▸ **Aim of the task**:
Determine the number of lines containing the word "onset", and state that figure alone.

──────── Provided data ────────

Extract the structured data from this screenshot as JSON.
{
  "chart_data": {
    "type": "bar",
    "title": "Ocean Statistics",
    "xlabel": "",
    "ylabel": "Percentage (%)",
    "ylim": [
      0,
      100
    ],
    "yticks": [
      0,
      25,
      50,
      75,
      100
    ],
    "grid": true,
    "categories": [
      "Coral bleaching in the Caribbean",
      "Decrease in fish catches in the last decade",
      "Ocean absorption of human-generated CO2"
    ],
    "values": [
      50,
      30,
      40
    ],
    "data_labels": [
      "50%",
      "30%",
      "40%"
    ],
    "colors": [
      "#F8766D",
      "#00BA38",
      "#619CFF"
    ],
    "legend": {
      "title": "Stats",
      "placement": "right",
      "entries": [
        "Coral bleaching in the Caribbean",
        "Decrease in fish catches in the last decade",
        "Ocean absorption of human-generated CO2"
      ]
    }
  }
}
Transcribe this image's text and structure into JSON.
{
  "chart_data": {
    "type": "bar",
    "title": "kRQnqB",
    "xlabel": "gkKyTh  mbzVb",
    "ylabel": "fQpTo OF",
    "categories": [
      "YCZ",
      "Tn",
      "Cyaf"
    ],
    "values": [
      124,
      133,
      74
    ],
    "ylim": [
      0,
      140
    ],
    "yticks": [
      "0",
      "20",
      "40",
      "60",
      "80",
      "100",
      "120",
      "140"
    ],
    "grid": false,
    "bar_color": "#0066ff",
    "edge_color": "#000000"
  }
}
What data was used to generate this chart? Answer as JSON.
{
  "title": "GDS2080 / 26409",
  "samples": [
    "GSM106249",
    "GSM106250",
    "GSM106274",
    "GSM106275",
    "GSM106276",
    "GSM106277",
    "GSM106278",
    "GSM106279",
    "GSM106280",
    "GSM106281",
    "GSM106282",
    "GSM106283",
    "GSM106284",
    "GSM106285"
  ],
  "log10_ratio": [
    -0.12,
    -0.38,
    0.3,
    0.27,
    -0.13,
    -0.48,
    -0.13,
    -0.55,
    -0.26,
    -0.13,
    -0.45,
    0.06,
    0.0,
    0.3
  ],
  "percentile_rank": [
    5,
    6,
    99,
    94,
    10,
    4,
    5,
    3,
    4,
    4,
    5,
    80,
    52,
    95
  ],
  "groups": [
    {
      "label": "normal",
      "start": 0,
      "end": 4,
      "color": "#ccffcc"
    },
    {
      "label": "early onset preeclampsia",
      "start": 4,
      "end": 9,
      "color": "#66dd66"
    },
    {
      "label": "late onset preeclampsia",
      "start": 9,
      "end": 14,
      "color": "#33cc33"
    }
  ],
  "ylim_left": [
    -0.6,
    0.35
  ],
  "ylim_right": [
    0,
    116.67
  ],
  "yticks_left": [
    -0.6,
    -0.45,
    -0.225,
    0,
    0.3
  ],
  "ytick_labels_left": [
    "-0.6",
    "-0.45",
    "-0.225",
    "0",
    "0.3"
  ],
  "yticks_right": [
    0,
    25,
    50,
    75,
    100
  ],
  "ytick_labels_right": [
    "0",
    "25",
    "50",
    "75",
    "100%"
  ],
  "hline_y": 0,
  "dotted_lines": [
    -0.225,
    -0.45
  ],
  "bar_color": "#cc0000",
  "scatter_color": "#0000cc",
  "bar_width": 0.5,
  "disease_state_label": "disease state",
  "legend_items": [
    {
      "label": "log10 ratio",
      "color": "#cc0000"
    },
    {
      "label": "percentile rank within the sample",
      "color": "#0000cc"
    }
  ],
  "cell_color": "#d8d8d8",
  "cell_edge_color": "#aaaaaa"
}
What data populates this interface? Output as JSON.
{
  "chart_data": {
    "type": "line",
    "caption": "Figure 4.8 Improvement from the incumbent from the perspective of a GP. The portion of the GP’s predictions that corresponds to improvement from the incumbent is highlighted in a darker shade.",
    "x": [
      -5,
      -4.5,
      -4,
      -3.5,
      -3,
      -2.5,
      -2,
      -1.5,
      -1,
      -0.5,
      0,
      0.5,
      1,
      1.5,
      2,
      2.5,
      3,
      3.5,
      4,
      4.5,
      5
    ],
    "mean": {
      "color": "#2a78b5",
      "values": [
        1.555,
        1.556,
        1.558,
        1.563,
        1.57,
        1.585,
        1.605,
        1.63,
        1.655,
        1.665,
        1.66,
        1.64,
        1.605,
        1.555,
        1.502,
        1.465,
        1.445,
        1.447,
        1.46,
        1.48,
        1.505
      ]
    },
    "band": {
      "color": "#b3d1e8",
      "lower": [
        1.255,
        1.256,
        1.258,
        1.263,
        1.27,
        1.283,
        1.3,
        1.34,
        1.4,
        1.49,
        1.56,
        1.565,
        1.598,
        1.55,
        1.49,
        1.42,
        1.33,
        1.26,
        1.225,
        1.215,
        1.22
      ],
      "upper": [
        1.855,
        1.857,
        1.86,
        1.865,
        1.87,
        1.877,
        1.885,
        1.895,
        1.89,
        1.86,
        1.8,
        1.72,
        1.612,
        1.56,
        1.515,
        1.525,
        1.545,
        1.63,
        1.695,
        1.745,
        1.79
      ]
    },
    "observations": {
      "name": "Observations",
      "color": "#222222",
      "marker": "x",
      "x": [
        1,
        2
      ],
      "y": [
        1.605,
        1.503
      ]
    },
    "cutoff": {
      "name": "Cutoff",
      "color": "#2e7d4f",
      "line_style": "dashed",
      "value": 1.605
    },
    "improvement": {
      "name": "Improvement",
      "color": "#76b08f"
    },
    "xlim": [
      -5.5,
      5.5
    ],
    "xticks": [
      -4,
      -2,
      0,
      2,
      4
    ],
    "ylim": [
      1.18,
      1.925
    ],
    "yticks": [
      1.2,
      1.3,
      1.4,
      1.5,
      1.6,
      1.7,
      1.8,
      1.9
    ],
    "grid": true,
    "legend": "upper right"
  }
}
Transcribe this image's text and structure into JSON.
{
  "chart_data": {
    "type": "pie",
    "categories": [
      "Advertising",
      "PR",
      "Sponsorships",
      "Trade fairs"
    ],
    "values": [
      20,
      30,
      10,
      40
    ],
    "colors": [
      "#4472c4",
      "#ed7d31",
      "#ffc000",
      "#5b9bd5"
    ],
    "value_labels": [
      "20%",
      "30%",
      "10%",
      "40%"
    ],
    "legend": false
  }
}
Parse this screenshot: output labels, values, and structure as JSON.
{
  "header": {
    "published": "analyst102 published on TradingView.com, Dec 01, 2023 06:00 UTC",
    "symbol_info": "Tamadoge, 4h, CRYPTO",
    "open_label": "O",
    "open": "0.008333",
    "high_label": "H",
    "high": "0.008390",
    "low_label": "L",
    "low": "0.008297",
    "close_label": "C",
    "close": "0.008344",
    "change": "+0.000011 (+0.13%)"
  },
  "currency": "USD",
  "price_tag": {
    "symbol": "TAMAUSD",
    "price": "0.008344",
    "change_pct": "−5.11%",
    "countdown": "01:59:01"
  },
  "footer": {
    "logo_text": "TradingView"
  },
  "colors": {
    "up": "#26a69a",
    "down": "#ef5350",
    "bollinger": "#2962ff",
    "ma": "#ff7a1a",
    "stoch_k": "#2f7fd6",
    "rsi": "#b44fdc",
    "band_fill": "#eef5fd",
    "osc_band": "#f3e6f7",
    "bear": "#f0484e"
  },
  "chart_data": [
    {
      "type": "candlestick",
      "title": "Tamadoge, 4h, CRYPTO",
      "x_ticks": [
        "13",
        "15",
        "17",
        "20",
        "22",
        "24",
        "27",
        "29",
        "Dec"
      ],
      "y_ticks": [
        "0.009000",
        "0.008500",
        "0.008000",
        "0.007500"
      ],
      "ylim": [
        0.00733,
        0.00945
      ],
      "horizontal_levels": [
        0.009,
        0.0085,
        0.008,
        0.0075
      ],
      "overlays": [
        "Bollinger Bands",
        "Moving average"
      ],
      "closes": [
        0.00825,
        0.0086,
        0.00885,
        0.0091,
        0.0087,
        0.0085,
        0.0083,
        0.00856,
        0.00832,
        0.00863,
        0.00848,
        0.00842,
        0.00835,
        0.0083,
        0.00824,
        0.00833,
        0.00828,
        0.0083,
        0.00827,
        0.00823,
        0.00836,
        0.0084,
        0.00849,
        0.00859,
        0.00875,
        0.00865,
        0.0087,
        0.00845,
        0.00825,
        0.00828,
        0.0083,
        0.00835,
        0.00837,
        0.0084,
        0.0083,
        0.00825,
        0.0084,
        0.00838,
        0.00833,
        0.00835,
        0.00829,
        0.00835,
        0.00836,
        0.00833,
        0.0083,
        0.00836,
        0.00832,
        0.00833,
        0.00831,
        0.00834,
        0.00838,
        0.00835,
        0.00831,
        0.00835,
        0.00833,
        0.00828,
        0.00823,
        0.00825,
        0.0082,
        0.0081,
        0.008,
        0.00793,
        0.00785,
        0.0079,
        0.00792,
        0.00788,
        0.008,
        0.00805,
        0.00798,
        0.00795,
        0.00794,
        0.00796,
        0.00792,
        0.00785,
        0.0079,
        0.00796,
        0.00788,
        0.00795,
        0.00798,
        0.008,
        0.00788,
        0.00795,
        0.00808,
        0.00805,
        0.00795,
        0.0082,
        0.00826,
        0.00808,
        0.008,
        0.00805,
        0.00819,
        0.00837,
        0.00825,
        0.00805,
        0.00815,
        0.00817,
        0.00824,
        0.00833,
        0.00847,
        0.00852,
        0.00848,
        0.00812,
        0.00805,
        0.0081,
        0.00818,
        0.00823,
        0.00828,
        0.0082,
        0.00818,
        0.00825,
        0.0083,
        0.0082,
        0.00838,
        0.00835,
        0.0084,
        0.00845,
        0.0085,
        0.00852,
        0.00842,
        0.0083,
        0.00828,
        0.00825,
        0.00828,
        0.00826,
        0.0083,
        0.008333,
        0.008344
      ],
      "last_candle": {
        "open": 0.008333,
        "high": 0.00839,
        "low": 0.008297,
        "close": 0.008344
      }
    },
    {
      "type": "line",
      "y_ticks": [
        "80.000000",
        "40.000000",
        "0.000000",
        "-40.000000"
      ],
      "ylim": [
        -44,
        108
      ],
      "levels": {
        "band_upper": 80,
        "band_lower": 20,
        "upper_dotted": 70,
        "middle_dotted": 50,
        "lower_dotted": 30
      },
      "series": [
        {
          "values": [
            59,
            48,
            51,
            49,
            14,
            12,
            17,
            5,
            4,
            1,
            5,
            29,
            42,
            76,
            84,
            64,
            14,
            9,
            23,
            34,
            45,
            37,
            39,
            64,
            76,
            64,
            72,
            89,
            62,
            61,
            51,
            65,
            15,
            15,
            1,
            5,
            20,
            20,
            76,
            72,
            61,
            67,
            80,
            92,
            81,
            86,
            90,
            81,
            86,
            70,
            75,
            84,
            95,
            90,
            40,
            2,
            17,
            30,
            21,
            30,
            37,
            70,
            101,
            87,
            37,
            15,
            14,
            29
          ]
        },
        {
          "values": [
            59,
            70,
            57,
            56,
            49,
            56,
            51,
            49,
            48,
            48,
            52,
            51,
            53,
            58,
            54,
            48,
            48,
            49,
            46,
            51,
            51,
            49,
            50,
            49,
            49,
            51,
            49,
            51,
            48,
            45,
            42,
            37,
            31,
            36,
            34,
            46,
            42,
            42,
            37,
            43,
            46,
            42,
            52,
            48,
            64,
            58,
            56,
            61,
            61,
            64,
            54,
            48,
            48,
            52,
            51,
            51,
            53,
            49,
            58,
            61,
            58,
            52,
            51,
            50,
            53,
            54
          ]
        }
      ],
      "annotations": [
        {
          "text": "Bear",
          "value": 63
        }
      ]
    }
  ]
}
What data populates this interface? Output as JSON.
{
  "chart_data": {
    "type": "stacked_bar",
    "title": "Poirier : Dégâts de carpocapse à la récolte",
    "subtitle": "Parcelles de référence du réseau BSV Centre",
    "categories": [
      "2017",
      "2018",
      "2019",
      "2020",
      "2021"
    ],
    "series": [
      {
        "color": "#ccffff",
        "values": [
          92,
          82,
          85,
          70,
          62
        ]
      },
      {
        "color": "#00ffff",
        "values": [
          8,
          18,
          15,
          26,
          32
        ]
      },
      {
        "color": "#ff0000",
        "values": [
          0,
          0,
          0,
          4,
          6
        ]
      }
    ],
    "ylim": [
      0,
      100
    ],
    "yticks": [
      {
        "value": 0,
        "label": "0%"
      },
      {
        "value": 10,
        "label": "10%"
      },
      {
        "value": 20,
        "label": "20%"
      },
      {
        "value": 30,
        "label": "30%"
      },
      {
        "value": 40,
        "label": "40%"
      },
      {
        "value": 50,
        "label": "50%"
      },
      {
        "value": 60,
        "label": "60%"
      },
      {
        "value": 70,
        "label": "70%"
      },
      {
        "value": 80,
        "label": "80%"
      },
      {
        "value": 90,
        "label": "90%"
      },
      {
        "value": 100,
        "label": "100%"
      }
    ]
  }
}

────────

▸ **The result**:
2